TASK TO COMPLETE
Rewrite the lines of every item below, replacing each "staticText" with "label" and leaving everything else unchanged. Omit the pictures.

--- DATA LINES ---

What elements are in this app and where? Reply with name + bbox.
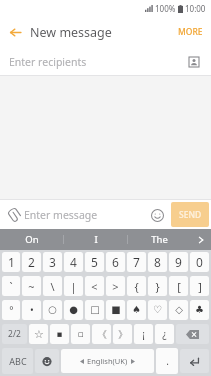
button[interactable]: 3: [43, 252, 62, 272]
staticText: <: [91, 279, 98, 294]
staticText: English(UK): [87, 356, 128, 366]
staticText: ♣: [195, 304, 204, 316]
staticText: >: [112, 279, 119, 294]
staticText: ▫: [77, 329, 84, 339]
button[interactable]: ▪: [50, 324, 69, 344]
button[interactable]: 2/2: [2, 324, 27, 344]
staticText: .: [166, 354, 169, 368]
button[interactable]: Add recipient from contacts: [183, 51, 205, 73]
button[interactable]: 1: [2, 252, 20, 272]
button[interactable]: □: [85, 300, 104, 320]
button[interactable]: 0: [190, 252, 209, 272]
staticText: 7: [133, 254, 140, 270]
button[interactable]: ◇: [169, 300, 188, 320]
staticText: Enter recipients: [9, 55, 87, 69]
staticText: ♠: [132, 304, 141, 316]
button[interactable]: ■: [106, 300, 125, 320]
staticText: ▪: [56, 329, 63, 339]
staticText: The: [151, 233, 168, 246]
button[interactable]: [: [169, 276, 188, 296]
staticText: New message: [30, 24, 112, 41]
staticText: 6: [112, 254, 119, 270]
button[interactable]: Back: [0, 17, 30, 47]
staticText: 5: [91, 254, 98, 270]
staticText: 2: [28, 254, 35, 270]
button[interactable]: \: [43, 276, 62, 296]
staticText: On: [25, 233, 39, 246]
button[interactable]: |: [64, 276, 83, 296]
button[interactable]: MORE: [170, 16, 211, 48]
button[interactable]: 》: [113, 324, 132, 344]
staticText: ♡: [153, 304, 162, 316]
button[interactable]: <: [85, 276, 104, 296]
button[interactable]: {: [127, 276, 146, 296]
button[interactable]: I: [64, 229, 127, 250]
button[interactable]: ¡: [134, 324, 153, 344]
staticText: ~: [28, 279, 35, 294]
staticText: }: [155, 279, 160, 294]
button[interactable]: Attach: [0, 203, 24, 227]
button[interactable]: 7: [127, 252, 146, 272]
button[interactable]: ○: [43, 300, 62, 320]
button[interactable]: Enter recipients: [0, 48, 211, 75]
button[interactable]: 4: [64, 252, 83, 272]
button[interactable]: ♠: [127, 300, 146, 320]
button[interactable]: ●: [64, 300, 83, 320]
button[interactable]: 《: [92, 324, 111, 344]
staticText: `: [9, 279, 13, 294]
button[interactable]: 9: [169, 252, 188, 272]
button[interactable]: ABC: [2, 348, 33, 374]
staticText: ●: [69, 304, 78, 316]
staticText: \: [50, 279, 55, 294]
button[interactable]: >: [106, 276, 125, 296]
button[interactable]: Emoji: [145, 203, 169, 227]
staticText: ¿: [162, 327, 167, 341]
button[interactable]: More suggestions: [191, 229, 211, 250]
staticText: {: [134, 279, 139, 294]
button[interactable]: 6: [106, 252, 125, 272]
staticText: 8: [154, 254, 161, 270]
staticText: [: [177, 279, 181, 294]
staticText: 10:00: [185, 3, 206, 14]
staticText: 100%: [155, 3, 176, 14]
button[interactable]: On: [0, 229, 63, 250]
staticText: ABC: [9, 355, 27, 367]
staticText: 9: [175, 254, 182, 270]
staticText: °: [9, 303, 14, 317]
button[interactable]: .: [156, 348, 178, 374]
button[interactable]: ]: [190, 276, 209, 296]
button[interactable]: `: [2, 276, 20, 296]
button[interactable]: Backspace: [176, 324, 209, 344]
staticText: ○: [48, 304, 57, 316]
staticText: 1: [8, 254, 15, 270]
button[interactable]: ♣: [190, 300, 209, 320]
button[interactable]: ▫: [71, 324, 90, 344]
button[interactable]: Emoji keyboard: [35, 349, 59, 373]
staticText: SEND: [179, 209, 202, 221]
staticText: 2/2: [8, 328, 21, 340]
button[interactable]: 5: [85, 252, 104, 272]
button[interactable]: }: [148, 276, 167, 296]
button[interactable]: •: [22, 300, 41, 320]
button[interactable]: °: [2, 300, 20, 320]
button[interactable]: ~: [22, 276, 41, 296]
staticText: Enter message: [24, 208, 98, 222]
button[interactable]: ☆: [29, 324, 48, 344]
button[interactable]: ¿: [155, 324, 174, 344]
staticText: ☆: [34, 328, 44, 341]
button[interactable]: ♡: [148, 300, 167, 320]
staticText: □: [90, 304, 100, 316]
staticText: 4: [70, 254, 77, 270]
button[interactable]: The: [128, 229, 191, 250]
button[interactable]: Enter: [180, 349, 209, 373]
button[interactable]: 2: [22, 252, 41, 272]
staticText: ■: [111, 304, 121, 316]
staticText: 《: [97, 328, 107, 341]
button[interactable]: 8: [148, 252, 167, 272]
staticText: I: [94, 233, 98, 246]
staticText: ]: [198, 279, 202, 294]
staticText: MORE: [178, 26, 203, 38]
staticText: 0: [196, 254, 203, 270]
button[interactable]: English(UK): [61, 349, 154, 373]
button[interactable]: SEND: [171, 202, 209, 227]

---

SOLUTION FOR THIS EXERCISE
What elements are in this app and where? Reply with name + bbox.
button[interactable]: 3: [43, 252, 62, 272]
label: <: [91, 279, 98, 294]
label: English(UK): [87, 356, 128, 366]
label: ♣: [195, 304, 204, 316]
label: >: [112, 279, 119, 294]
label: ▫: [77, 329, 84, 339]
button[interactable]: ▪: [50, 324, 69, 344]
button[interactable]: 2/2: [2, 324, 27, 344]
label: .: [166, 354, 169, 368]
button[interactable]: Add recipient from contacts: [183, 51, 205, 73]
button[interactable]: 1: [2, 252, 20, 272]
button[interactable]: □: [85, 300, 104, 320]
button[interactable]: 0: [190, 252, 209, 272]
label: 7: [133, 254, 140, 270]
button[interactable]: ◇: [169, 300, 188, 320]
label: Enter recipients: [9, 55, 87, 69]
label: ♠: [132, 304, 141, 316]
button[interactable]: ■: [106, 300, 125, 320]
label: ▪: [56, 329, 63, 339]
label: The: [151, 233, 168, 246]
button[interactable]: [: [169, 276, 188, 296]
label: New message: [30, 24, 112, 41]
label: 6: [112, 254, 119, 270]
button[interactable]: Back: [0, 17, 30, 47]
label: 5: [91, 254, 98, 270]
label: 2: [28, 254, 35, 270]
button[interactable]: \: [43, 276, 62, 296]
label: On: [25, 233, 39, 246]
button[interactable]: |: [64, 276, 83, 296]
button[interactable]: MORE: [170, 16, 211, 48]
button[interactable]: 》: [113, 324, 132, 344]
label: ♡: [153, 304, 162, 316]
button[interactable]: <: [85, 276, 104, 296]
button[interactable]: {: [127, 276, 146, 296]
button[interactable]: I: [64, 229, 127, 250]
button[interactable]: ¡: [134, 324, 153, 344]
label: ~: [28, 279, 35, 294]
label: }: [155, 279, 160, 294]
button[interactable]: Attach: [0, 203, 24, 227]
button[interactable]: 7: [127, 252, 146, 272]
button[interactable]: ○: [43, 300, 62, 320]
button[interactable]: Enter recipients: [0, 48, 211, 75]
button[interactable]: 4: [64, 252, 83, 272]
button[interactable]: ♠: [127, 300, 146, 320]
button[interactable]: ●: [64, 300, 83, 320]
button[interactable]: 《: [92, 324, 111, 344]
label: `: [9, 279, 13, 294]
button[interactable]: 9: [169, 252, 188, 272]
button[interactable]: ABC: [2, 348, 33, 374]
label: ●: [69, 304, 78, 316]
label: \: [50, 279, 55, 294]
button[interactable]: >: [106, 276, 125, 296]
button[interactable]: Emoji: [145, 203, 169, 227]
label: ¿: [162, 327, 167, 341]
button[interactable]: More suggestions: [191, 229, 211, 250]
label: {: [134, 279, 139, 294]
button[interactable]: 6: [106, 252, 125, 272]
label: 8: [154, 254, 161, 270]
label: [: [177, 279, 181, 294]
label: 10:00: [185, 3, 206, 14]
label: 100%: [155, 3, 176, 14]
button[interactable]: On: [0, 229, 63, 250]
label: ABC: [9, 355, 27, 367]
label: 9: [175, 254, 182, 270]
label: °: [9, 303, 14, 317]
button[interactable]: .: [156, 348, 178, 374]
button[interactable]: ]: [190, 276, 209, 296]
button[interactable]: `: [2, 276, 20, 296]
button[interactable]: Backspace: [176, 324, 209, 344]
label: ○: [48, 304, 57, 316]
label: 1: [8, 254, 15, 270]
button[interactable]: ♣: [190, 300, 209, 320]
button[interactable]: ▫: [71, 324, 90, 344]
button[interactable]: Emoji keyboard: [35, 349, 59, 373]
label: SEND: [179, 209, 202, 221]
label: 2/2: [8, 328, 21, 340]
button[interactable]: 5: [85, 252, 104, 272]
button[interactable]: }: [148, 276, 167, 296]
button[interactable]: •: [22, 300, 41, 320]
button[interactable]: °: [2, 300, 20, 320]
button[interactable]: ~: [22, 276, 41, 296]
label: Enter message: [24, 208, 98, 222]
button[interactable]: ☆: [29, 324, 48, 344]
button[interactable]: ¿: [155, 324, 174, 344]
label: ☆: [34, 328, 44, 341]
button[interactable]: ♡: [148, 300, 167, 320]
label: □: [90, 304, 100, 316]
label: 4: [70, 254, 77, 270]
button[interactable]: The: [128, 229, 191, 250]
button[interactable]: Enter: [180, 349, 209, 373]
button[interactable]: 2: [22, 252, 41, 272]
label: ■: [111, 304, 121, 316]
label: 《: [97, 328, 107, 341]
button[interactable]: 8: [148, 252, 167, 272]
label: I: [94, 233, 98, 246]
label: ]: [198, 279, 202, 294]
label: MORE: [178, 26, 203, 38]
label: 0: [196, 254, 203, 270]
button[interactable]: English(UK): [61, 349, 154, 373]
button[interactable]: SEND: [171, 202, 209, 227]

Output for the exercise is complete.